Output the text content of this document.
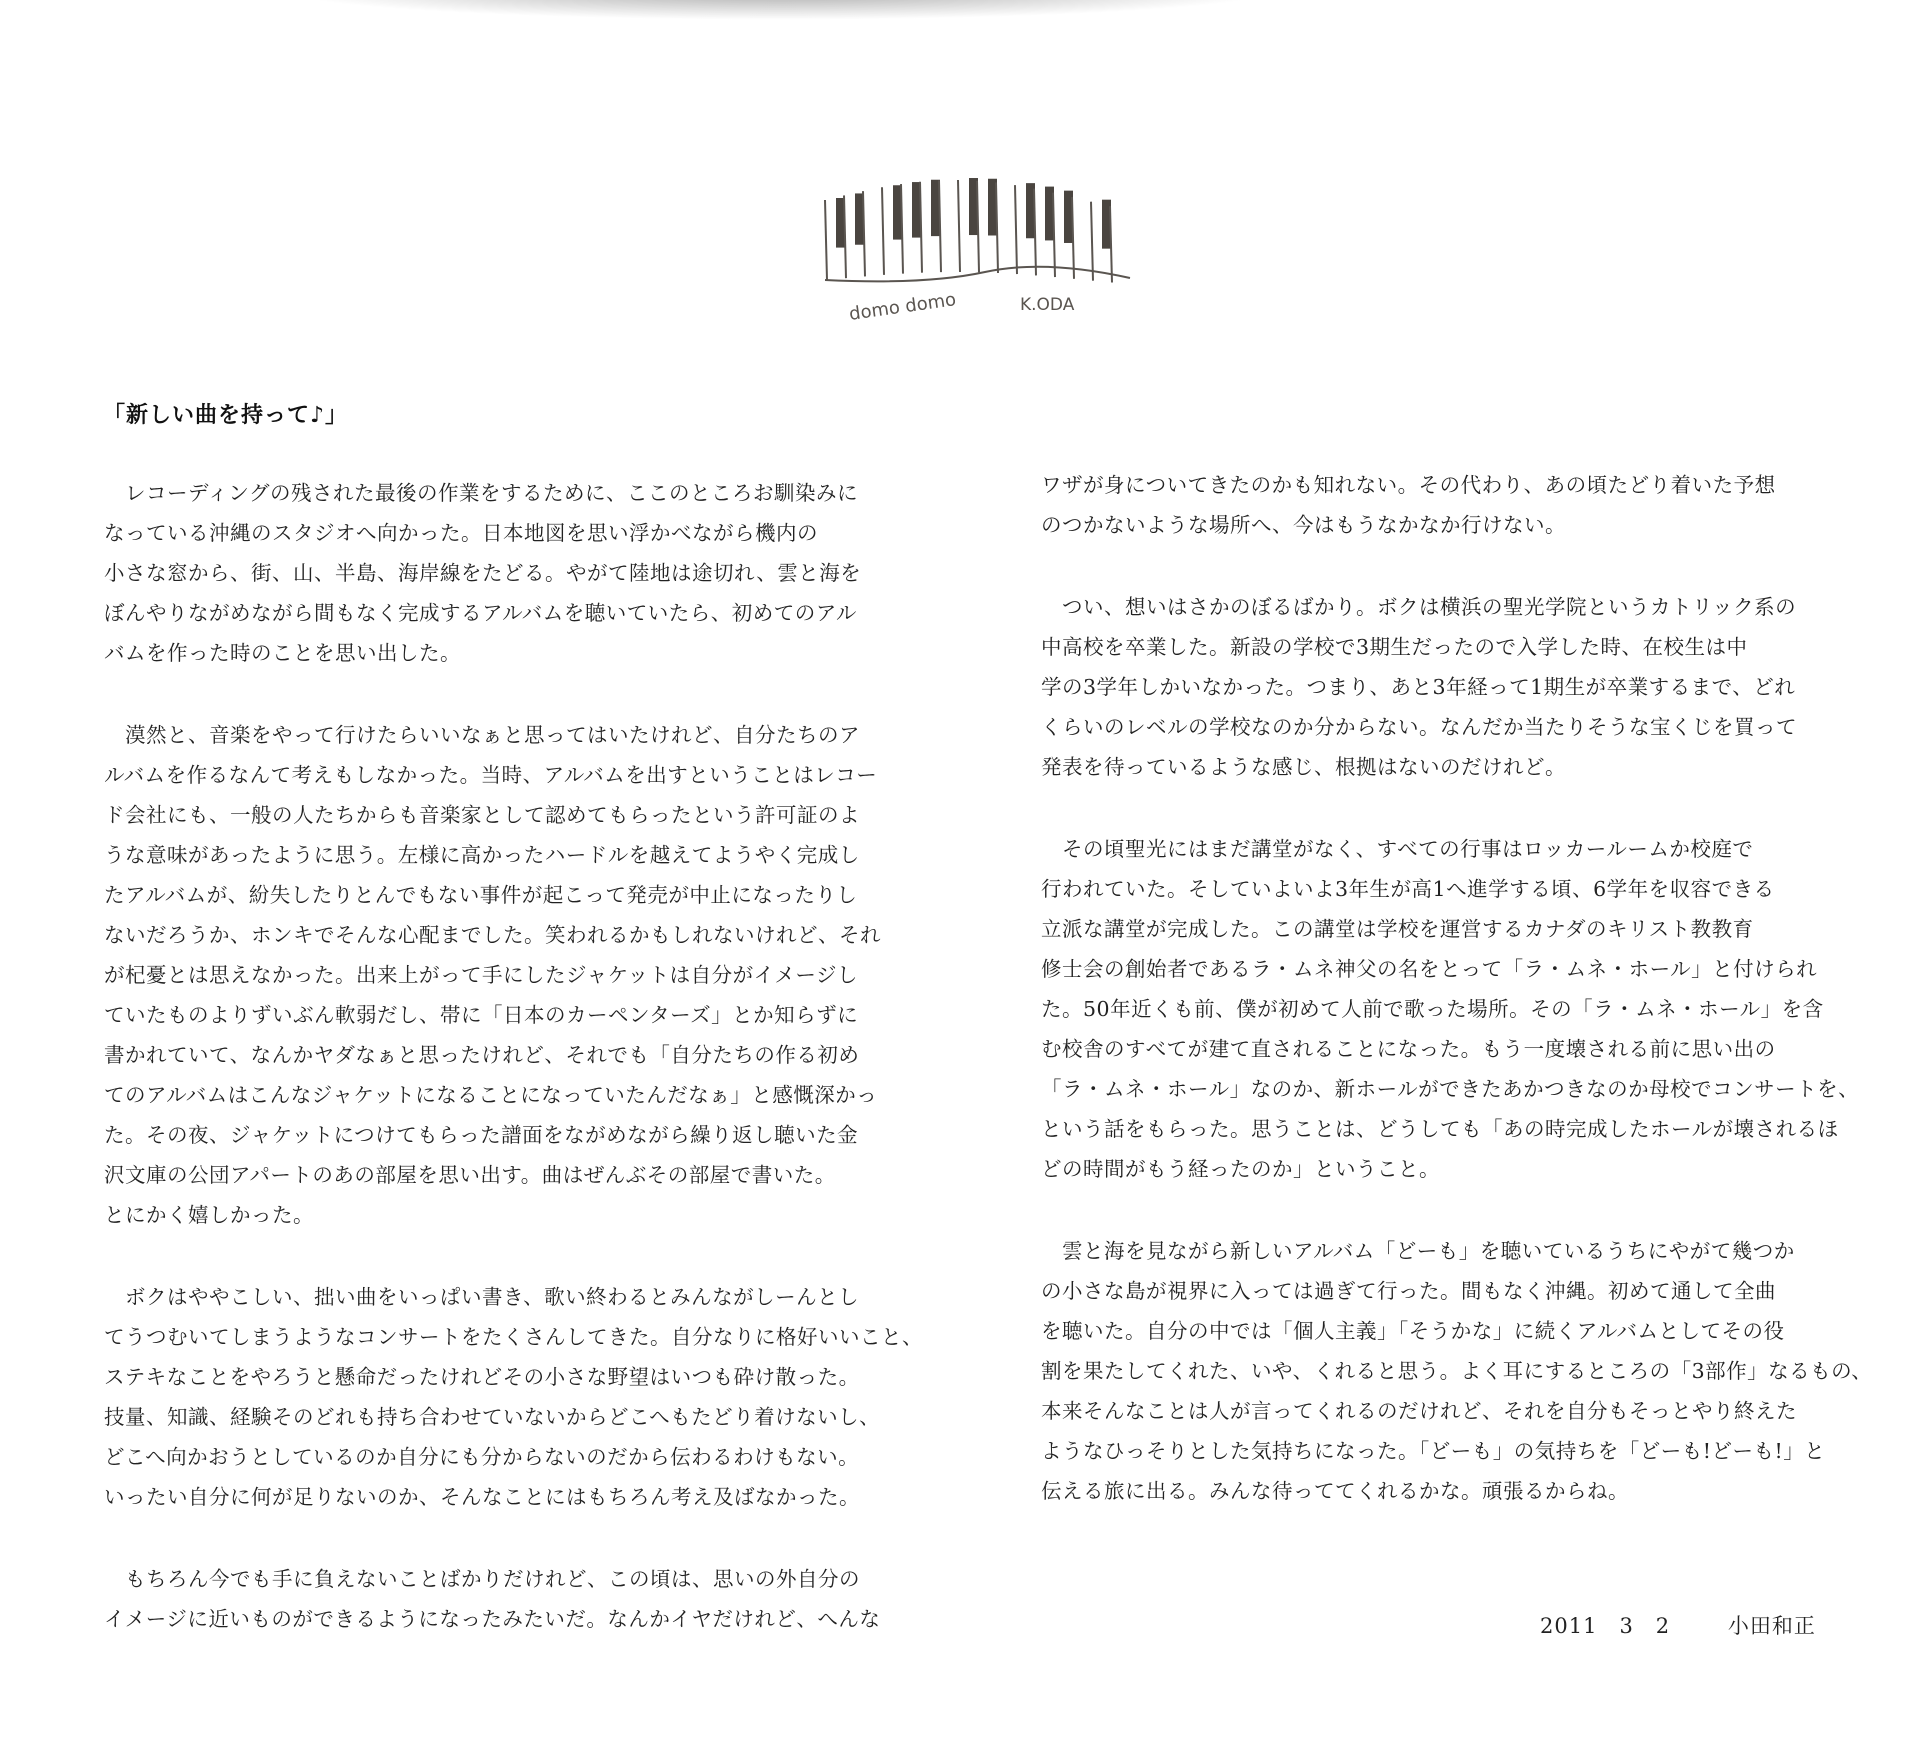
domo domo	K.ODA
「新しい曲を持って♪」
　レコーディングの残された最後の作業をするために、ここのところお馴染みに
なっている沖縄のスタジオへ向かった。日本地図を思い浮かべながら機内の
小さな窓から、街、山、半島、海岸線をたどる。やがて陸地は途切れ、雲と海を
ぼんやりながめながら間もなく完成するアルバムを聴いていたら、初めてのアル
バムを作った時のことを思い出した。
　漠然と、音楽をやって行けたらいいなぁと思ってはいたけれど、自分たちのア
ルバムを作るなんて考えもしなかった。当時、アルバムを出すということはレコー
ド会社にも、一般の人たちからも音楽家として認めてもらったという許可証のよ
うな意味があったように思う。左様に高かったハードルを越えてようやく完成し
たアルバムが、紛失したりとんでもない事件が起こって発売が中止になったりし
ないだろうか、ホンキでそんな心配までした。笑われるかもしれないけれど、それ
が杞憂とは思えなかった。出来上がって手にしたジャケットは自分がイメージし
ていたものよりずいぶん軟弱だし、帯に「日本のカーペンターズ」とか知らずに
書かれていて、なんかヤダなぁと思ったけれど、それでも「自分たちの作る初め
てのアルバムはこんなジャケットになることになっていたんだなぁ」と感慨深かっ
た。その夜、ジャケットにつけてもらった譜面をながめながら繰り返し聴いた金
沢文庫の公団アパートのあの部屋を思い出す。曲はぜんぶその部屋で書いた。
とにかく嬉しかった。
　ボクはややこしい、拙い曲をいっぱい書き、歌い終わるとみんながしーんとし
てうつむいてしまうようなコンサートをたくさんしてきた。自分なりに格好いいこと、
ステキなことをやろうと懸命だったけれどその小さな野望はいつも砕け散った。
技量、知識、経験そのどれも持ち合わせていないからどこへもたどり着けないし、
どこへ向かおうとしているのか自分にも分からないのだから伝わるわけもない。
いったい自分に何が足りないのか、そんなことにはもちろん考え及ばなかった。
　もちろん今でも手に負えないことばかりだけれど、この頃は、思いの外自分の
イメージに近いものができるようになったみたいだ。なんかイヤだけれど、へんな
ワザが身についてきたのかも知れない。その代わり、あの頃たどり着いた予想
のつかないような場所へ、今はもうなかなか行けない。
　つい、想いはさかのぼるばかり。ボクは横浜の聖光学院というカトリック系の
中高校を卒業した。新設の学校で3期生だったので入学した時、在校生は中
学の3学年しかいなかった。つまり、あと3年経って1期生が卒業するまで、どれ
くらいのレベルの学校なのか分からない。なんだか当たりそうな宝くじを買って
発表を待っているような感じ、根拠はないのだけれど。
　その頃聖光にはまだ講堂がなく、すべての行事はロッカールームか校庭で
行われていた。そしていよいよ3年生が高1へ進学する頃、6学年を収容できる
立派な講堂が完成した。この講堂は学校を運営するカナダのキリスト教教育
修士会の創始者であるラ・ムネ神父の名をとって「ラ・ムネ・ホール」と付けられ
た。50年近くも前、僕が初めて人前で歌った場所。その「ラ・ムネ・ホール」を含
む校舎のすべてが建て直されることになった。もう一度壊される前に思い出の
「ラ・ムネ・ホール」なのか、新ホールができたあかつきなのか母校でコンサートを、
という話をもらった。思うことは、どうしても「あの時完成したホールが壊されるほ
どの時間がもう経ったのか」ということ。
　雲と海を見ながら新しいアルバム「どーも」を聴いているうちにやがて幾つか
の小さな島が視界に入っては過ぎて行った。間もなく沖縄。初めて通して全曲
を聴いた。自分の中では「個人主義」「そうかな」に続くアルバムとしてその役
割を果たしてくれた、いや、くれると思う。よく耳にするところの「3部作」なるもの、
本来そんなことは人が言ってくれるのだけれど、それを自分もそっとやり終えた
ようなひっそりとした気持ちになった。「どーも」の気持ちを「どーも!どーも!」と
伝える旅に出る。みんな待っててくれるかな。頑張るからね。
2011　3　2	小田和正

→ TASK DETAILS
Exclude every picture and copy the remaining data exactly.

→ SOLUTION TO THIS PROBLEM
Output the text content of this document.
domo domo	K.ODA
「新しい曲を持って♪」
　レコーディングの残された最後の作業をするために、ここのところお馴染みに
なっている沖縄のスタジオへ向かった。日本地図を思い浮かべながら機内の
小さな窓から、街、山、半島、海岸線をたどる。やがて陸地は途切れ、雲と海を
ぼんやりながめながら間もなく完成するアルバムを聴いていたら、初めてのアル
バムを作った時のことを思い出した。
　漠然と、音楽をやって行けたらいいなぁと思ってはいたけれど、自分たちのア
ルバムを作るなんて考えもしなかった。当時、アルバムを出すということはレコー
ド会社にも、一般の人たちからも音楽家として認めてもらったという許可証のよ
うな意味があったように思う。左様に高かったハードルを越えてようやく完成し
たアルバムが、紛失したりとんでもない事件が起こって発売が中止になったりし
ないだろうか、ホンキでそんな心配までした。笑われるかもしれないけれど、それ
が杞憂とは思えなかった。出来上がって手にしたジャケットは自分がイメージし
ていたものよりずいぶん軟弱だし、帯に「日本のカーペンターズ」とか知らずに
書かれていて、なんかヤダなぁと思ったけれど、それでも「自分たちの作る初め
てのアルバムはこんなジャケットになることになっていたんだなぁ」と感慨深かっ
た。その夜、ジャケットにつけてもらった譜面をながめながら繰り返し聴いた金
沢文庫の公団アパートのあの部屋を思い出す。曲はぜんぶその部屋で書いた。
とにかく嬉しかった。
　ボクはややこしい、拙い曲をいっぱい書き、歌い終わるとみんながしーんとし
てうつむいてしまうようなコンサートをたくさんしてきた。自分なりに格好いいこと、
ステキなことをやろうと懸命だったけれどその小さな野望はいつも砕け散った。
技量、知識、経験そのどれも持ち合わせていないからどこへもたどり着けないし、
どこへ向かおうとしているのか自分にも分からないのだから伝わるわけもない。
いったい自分に何が足りないのか、そんなことにはもちろん考え及ばなかった。
　もちろん今でも手に負えないことばかりだけれど、この頃は、思いの外自分の
イメージに近いものができるようになったみたいだ。なんかイヤだけれど、へんな
ワザが身についてきたのかも知れない。その代わり、あの頃たどり着いた予想
のつかないような場所へ、今はもうなかなか行けない。
　つい、想いはさかのぼるばかり。ボクは横浜の聖光学院というカトリック系の
中高校を卒業した。新設の学校で3期生だったので入学した時、在校生は中
学の3学年しかいなかった。つまり、あと3年経って1期生が卒業するまで、どれ
くらいのレベルの学校なのか分からない。なんだか当たりそうな宝くじを買って
発表を待っているような感じ、根拠はないのだけれど。
　その頃聖光にはまだ講堂がなく、すべての行事はロッカールームか校庭で
行われていた。そしていよいよ3年生が高1へ進学する頃、6学年を収容できる
立派な講堂が完成した。この講堂は学校を運営するカナダのキリスト教教育
修士会の創始者であるラ・ムネ神父の名をとって「ラ・ムネ・ホール」と付けられ
た。50年近くも前、僕が初めて人前で歌った場所。その「ラ・ムネ・ホール」を含
む校舎のすべてが建て直されることになった。もう一度壊される前に思い出の
「ラ・ムネ・ホール」なのか、新ホールができたあかつきなのか母校でコンサートを、
という話をもらった。思うことは、どうしても「あの時完成したホールが壊されるほ
どの時間がもう経ったのか」ということ。
　雲と海を見ながら新しいアルバム「どーも」を聴いているうちにやがて幾つか
の小さな島が視界に入っては過ぎて行った。間もなく沖縄。初めて通して全曲
を聴いた。自分の中では「個人主義」「そうかな」に続くアルバムとしてその役
割を果たしてくれた、いや、くれると思う。よく耳にするところの「3部作」なるもの、
本来そんなことは人が言ってくれるのだけれど、それを自分もそっとやり終えた
ようなひっそりとした気持ちになった。「どーも」の気持ちを「どーも!どーも!」と
伝える旅に出る。みんな待っててくれるかな。頑張るからね。
2011　3　2	小田和正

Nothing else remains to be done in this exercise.